Given instruction.
Each line containing the word "loading" should be found and copied.

Records for the exercise.
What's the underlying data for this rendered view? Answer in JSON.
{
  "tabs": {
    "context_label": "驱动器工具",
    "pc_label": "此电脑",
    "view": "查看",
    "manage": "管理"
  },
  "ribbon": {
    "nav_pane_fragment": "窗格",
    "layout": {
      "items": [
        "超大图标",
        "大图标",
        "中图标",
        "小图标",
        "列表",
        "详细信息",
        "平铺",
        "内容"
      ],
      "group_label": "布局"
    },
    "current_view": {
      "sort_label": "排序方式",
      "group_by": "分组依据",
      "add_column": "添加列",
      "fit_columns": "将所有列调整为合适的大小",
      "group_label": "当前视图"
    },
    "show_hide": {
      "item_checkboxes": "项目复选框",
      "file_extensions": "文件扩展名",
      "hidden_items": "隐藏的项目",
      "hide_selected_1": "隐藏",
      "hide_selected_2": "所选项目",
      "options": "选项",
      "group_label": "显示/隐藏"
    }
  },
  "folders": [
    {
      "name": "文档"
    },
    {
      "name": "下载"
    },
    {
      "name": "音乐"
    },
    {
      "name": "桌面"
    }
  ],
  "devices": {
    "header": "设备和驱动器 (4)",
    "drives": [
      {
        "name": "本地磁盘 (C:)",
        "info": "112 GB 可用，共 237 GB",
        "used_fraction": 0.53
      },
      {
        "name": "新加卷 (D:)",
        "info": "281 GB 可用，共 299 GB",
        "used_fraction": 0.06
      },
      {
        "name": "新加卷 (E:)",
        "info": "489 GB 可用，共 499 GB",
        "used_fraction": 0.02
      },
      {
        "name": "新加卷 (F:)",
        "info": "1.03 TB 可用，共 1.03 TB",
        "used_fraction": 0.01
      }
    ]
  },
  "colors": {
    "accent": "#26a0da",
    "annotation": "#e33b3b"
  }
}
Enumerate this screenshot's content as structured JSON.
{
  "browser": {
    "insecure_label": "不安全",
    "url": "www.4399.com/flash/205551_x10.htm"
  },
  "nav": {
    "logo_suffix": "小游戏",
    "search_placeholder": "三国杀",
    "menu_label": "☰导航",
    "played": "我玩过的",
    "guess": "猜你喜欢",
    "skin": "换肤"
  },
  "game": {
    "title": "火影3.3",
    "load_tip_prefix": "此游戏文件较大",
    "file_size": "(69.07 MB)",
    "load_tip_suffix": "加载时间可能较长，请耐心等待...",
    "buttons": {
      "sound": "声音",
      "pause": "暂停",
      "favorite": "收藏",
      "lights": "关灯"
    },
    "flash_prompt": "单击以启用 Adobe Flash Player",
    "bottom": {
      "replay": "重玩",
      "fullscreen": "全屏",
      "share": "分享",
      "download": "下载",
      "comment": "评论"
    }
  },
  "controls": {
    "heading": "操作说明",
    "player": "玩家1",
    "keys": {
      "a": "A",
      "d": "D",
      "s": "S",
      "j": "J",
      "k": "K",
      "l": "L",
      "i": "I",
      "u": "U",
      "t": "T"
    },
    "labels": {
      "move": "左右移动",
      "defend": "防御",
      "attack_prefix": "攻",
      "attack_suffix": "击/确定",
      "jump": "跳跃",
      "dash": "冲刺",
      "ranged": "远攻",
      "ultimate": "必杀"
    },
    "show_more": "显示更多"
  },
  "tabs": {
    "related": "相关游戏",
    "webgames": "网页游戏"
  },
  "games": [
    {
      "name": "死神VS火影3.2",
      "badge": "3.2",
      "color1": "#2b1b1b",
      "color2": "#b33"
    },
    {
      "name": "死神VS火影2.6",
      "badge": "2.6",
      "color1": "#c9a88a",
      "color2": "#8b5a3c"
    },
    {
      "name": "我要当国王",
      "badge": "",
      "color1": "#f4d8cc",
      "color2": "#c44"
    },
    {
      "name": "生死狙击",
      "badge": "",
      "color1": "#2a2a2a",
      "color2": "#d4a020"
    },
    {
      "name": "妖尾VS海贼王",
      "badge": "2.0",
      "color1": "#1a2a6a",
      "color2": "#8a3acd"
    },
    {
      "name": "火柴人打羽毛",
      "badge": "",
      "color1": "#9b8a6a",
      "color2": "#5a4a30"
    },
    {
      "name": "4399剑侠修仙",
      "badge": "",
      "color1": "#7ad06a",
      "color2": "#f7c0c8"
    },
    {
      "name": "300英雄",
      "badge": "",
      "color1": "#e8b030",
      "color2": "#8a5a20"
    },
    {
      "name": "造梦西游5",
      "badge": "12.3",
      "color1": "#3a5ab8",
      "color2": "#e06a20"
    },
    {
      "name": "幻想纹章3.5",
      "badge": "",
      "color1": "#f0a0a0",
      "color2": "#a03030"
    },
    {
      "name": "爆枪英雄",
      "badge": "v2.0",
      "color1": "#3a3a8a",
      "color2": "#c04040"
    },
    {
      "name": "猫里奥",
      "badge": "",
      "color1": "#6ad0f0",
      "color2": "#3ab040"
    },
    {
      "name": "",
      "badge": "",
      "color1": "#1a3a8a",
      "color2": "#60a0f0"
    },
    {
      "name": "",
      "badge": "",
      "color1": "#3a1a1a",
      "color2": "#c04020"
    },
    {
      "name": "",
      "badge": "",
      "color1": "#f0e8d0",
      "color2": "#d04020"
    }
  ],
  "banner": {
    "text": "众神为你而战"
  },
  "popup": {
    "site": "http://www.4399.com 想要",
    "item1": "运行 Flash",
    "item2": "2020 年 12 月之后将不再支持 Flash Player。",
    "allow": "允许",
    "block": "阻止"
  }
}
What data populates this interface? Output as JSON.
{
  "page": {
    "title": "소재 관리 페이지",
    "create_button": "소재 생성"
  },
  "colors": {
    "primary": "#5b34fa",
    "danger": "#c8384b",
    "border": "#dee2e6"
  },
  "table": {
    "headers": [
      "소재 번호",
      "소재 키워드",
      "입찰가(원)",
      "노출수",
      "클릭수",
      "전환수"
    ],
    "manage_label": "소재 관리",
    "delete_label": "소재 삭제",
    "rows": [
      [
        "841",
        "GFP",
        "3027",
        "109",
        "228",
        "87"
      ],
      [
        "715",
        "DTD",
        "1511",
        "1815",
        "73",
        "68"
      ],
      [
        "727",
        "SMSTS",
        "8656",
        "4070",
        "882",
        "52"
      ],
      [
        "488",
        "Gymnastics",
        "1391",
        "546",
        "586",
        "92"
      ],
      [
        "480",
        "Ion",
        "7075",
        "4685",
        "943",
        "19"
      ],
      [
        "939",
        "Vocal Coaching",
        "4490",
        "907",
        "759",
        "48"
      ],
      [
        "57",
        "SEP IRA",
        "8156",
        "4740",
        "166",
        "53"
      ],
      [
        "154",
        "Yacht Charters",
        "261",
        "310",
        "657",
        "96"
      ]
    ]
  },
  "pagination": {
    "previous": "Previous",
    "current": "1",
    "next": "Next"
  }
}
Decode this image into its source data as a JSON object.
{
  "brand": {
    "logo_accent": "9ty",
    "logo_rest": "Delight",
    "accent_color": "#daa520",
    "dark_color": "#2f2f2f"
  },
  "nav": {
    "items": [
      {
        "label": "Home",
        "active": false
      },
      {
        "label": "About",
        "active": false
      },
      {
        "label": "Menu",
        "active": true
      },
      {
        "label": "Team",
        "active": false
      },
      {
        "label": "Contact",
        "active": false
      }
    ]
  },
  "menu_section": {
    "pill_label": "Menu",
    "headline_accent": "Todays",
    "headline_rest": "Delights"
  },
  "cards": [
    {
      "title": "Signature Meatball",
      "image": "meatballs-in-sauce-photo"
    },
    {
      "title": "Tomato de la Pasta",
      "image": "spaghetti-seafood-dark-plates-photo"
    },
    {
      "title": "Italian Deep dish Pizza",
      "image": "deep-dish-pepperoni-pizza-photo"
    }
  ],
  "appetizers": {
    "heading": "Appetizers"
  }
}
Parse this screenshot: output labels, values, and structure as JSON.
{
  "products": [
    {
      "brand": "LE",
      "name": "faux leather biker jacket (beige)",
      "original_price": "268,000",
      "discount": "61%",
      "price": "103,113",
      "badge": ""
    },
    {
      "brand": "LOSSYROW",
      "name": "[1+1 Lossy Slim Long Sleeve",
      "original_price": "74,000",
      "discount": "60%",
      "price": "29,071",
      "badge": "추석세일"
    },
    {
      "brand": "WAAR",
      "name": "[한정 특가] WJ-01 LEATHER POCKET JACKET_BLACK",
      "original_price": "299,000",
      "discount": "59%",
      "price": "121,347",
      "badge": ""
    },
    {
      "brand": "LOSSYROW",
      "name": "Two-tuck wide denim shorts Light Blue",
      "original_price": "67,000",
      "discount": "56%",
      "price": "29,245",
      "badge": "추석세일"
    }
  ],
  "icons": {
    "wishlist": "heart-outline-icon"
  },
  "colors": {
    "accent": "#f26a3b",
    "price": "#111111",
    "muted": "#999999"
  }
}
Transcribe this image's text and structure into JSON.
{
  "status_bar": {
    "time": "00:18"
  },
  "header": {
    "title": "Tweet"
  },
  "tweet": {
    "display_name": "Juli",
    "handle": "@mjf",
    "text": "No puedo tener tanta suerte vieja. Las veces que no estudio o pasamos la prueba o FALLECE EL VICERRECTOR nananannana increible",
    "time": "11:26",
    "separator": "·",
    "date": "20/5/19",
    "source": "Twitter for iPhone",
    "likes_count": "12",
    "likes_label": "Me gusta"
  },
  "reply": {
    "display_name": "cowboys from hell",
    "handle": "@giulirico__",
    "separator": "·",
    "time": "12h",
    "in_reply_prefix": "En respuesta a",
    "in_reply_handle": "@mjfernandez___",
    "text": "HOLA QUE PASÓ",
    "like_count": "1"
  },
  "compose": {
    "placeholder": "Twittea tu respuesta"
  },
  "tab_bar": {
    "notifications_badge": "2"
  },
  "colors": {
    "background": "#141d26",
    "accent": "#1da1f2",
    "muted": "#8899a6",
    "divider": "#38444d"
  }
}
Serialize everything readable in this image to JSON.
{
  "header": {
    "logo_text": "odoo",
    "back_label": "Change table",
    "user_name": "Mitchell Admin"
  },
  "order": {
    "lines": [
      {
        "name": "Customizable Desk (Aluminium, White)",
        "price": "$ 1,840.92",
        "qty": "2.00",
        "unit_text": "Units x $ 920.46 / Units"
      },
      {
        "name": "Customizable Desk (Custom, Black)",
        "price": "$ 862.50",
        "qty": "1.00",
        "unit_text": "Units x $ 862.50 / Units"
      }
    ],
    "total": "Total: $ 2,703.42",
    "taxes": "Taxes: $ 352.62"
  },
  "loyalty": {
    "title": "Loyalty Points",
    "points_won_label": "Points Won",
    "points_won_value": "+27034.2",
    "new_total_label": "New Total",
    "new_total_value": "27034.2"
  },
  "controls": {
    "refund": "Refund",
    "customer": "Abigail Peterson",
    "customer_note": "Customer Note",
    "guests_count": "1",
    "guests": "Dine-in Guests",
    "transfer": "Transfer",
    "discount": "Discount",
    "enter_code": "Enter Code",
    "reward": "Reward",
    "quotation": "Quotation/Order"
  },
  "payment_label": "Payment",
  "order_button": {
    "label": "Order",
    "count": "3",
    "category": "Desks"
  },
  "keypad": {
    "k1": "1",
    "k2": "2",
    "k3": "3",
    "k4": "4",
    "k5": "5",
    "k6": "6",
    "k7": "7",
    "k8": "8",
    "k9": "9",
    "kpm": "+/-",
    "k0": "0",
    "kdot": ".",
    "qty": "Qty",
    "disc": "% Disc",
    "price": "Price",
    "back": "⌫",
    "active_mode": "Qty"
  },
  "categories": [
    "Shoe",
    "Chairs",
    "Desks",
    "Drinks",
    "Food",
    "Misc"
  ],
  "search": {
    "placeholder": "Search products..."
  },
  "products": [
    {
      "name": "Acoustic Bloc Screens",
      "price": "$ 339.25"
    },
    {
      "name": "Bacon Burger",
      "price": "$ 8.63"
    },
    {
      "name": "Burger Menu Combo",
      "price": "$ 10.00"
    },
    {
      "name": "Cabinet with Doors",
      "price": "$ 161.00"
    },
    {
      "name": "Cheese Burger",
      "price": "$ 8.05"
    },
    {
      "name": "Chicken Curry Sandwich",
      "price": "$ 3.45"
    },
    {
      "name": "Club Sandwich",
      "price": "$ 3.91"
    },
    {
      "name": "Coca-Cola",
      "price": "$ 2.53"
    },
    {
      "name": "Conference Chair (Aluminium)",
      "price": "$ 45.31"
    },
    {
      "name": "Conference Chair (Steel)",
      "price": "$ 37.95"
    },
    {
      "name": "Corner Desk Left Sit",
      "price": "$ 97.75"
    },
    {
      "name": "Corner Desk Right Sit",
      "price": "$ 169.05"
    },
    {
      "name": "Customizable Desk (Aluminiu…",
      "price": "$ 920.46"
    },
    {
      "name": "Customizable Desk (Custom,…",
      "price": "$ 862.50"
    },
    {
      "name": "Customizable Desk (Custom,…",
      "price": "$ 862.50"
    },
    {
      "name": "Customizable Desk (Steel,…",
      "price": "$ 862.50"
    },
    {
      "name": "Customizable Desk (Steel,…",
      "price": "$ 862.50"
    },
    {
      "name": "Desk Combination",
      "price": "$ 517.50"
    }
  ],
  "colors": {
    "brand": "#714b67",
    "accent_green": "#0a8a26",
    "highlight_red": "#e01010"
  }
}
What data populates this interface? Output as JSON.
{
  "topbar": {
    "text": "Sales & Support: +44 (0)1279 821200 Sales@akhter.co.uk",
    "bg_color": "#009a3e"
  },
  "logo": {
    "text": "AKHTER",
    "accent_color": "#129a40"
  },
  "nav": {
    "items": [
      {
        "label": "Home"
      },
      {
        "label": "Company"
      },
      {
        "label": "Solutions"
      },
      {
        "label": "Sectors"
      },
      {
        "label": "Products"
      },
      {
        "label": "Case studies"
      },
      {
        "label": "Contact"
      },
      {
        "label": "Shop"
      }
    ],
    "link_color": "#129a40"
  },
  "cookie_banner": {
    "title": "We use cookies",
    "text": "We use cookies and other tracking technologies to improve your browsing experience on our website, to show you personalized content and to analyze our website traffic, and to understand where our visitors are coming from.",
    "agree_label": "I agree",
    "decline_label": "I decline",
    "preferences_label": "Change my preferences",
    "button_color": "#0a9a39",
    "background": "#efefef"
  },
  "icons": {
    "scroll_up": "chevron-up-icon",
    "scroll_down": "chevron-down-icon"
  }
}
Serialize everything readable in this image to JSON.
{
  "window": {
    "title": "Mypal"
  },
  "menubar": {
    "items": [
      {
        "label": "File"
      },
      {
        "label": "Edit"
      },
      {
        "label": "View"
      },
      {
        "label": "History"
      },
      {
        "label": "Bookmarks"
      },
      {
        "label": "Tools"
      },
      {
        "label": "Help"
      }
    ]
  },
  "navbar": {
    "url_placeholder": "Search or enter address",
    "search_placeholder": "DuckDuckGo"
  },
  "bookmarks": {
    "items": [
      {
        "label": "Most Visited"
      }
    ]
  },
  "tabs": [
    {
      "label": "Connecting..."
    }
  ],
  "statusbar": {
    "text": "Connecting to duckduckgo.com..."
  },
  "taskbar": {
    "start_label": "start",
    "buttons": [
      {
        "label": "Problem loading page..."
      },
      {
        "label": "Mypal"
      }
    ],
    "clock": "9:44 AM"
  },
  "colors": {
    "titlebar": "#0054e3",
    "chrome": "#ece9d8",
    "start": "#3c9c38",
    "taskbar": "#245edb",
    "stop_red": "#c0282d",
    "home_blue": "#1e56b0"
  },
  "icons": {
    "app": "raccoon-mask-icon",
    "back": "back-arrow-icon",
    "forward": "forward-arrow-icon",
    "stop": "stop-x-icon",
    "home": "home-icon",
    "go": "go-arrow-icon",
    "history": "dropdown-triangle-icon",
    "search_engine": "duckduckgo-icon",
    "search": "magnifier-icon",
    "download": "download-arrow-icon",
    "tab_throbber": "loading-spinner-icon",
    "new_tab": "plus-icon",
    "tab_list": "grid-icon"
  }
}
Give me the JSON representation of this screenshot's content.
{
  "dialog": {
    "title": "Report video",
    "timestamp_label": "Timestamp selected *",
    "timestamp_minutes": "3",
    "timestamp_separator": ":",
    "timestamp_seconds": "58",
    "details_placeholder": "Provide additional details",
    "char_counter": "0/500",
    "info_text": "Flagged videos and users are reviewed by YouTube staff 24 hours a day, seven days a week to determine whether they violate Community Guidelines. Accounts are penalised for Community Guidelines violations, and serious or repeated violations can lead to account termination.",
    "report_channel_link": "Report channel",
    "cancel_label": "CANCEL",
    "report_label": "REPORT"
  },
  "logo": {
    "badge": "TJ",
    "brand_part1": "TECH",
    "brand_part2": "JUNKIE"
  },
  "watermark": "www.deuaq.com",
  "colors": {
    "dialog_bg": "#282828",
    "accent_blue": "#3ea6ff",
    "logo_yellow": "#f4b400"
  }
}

Result below.
        "label": "Problem loading page..."
    "tab_throbber": "loading-spinner-icon",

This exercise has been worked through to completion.